> _TAREAS PROPUESTAS_:
(1) Indica si cada afirmación concuerda con el texto sobre los pasos de Madrid y responde sí o no, citando literalmente las palabras del texto que lo deciden: (a) Los pasos elevados se montaron en tiempos de Franco. (b) Las grandes urbes estaban levantando nuevos pasos elevados cuando Madrid los instalaba. (c) Las paredes de las casas ennegrecían.
(2) Según el texto sobre los pasos de Madrid, ¿quién está inaugurando los pasos subterráneos?
(3) Reproduce del texto sobre los pasos de Madrid el fragmento comprendido entre "Con los pasos elevados la" y "su triste sino.", ambos incluidos.
++++ TEXTO PROPORCIONADO ++++
Los pasos subterráneos que está inaugurando el alcalde José María Álvarez del Manzano suscitan controversia, se le revuelve la oposición, protestan vecinos. Más que hacer una obra de mejora ciudadana parece como si hubiera proferido un insulto a la ciudadanía. Y quizá no sea para tanto. Los pasos subterráneos constituyen una razonable solución para que pueda circular sin causar excesivos estragos ese espeso caudal de hierro, ruido y humos que es el tráfico en Madrid.Peor fue cuando a la municipalidad le dio por montar pasos elevados. Ya llovió desde entonces: vivía Franco. Cierto es que aquellos gigantescos armazones le daban a Madrid un relativo aire de modernidad, recordaban a la vieja Nueva York que veíamos en las películas del nuevo nivel de vida americano, a veces hasta parecía la metrópoli futurista que se exhibía en las de marcianos y sus galaxias, para pasmo de la perpleja población madrileña, escéptica del desarrollismo que anunciaban los poderes públicos mientras subsistían los flecos de la posguerra, con sus carencias, sus ruinas y sus miserias.

Con los pasos elevados la autoridad municipal pretendía solucionar los incipientes problemas del tráfico de Madrid y al tiempo acercar su aspecto callejero al de las grandes urbes, sin percatarse de que éstas ya se apresuraban a desmontar aquellas siniestras estructuras, pues iban matando poco a poco a los ciudadanos. O acaso más rápidamente de lo que se piensa. Dependía de dónde vivieran. Los alejados pretendían estar a salvo, mas los aledaños llevaban en la palidez facial y en la mirada crepuscular el estigma de su triste sino.

Así sucedió en Madrid. De repente, una buena porción de madrileños se encontró con los pasos elevados delante de sus mismísimas narices, y con ellos, el caudal de hierro en movimiento progresivamente acelerado, que les metía el estruendo de los motores y las densas humaredas de los tubos de escape por las ventanas de sus hogares. Idílicos niditos de amor se convirtieron en campo de Marte, cámara de tortura, manicomio, según fueran la edad y condición, el talante y el aguante de cada cual. Las paredes de las casas ennegrecían y los pulmones de los inquilinos también. Quienes disponían de un porqué, blindaron sus viviendas, taparon huecos, clausuraron balcones, instalaron ventanas de doble hoja que no abrían jamás, aun a riesgo de asfixiarse en los meses de verano. Quienes carecían de posibles padecieron en sus vísceras y en sus meninges las consecuencias de los ruidos y de los humos, y hubo desenlaces verdaderamente dramáticos. Algunos aún andan por ahí cazando moscas.
++++ LÍNEAS DADAS ++++
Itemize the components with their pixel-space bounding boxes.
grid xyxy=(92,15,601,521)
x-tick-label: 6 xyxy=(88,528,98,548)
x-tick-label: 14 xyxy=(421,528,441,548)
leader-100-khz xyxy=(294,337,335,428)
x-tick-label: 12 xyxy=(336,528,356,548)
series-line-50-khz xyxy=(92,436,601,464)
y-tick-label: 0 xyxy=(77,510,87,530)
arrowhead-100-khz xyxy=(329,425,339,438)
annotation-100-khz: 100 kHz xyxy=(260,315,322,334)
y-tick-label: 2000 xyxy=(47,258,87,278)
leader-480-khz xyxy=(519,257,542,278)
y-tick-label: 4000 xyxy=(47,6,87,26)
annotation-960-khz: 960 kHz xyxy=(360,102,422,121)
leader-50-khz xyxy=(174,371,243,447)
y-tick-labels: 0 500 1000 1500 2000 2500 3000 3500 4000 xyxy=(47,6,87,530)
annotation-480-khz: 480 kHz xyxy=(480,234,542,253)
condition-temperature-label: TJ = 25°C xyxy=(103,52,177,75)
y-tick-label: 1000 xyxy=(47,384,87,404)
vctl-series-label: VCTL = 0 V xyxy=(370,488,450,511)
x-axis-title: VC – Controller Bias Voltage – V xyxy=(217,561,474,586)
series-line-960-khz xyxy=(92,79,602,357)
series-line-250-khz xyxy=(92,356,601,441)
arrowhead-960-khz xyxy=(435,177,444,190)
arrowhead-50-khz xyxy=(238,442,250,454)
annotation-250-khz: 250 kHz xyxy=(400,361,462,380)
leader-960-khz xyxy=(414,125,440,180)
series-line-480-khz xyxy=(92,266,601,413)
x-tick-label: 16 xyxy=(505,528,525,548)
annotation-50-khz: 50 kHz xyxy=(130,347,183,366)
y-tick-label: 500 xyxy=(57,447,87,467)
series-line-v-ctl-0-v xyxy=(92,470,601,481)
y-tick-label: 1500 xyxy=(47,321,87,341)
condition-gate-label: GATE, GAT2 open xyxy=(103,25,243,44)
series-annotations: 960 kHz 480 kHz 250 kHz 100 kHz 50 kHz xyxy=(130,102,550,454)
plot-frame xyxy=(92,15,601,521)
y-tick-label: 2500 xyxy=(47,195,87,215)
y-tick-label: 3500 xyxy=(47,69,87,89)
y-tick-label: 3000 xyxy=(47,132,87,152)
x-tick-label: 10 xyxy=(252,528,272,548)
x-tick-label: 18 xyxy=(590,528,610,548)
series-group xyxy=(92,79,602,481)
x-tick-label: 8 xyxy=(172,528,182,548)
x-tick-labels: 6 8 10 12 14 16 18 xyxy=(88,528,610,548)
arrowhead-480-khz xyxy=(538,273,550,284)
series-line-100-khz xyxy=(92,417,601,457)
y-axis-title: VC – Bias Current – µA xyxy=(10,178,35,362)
++++
> _RESPUESTAS_:
(1)
(a) Sí: "Ya llovió desde entonces: vivía Franco."
(b) No: "sin percatarse de que éstas ya se apresuraban a desmontar aquellas siniestras estructuras"
(c) Sí: "Las paredes de las casas ennegrecían y los pulmones de los inquilinos también."

(2) El alcalde José María Álvarez del Manzano.

(3)
Con los pasos elevados la autoridad municipal pretendía solucionar los incipientes problemas del tráfico de Madrid y al tiempo acercar su aspecto callejero al de las grandes urbes, sin percatarse de que éstas ya se apresuraban a desmontar aquellas siniestras estructuras, pues iban matando poco a poco a los ciudadanos. O acaso más rápidamente de lo que se piensa. Dependía de dónde vivieran. Los alejados pretendían estar a salvo, mas los aledaños llevaban en la palidez facial y en la mirada crepuscular el estigma de su triste sino.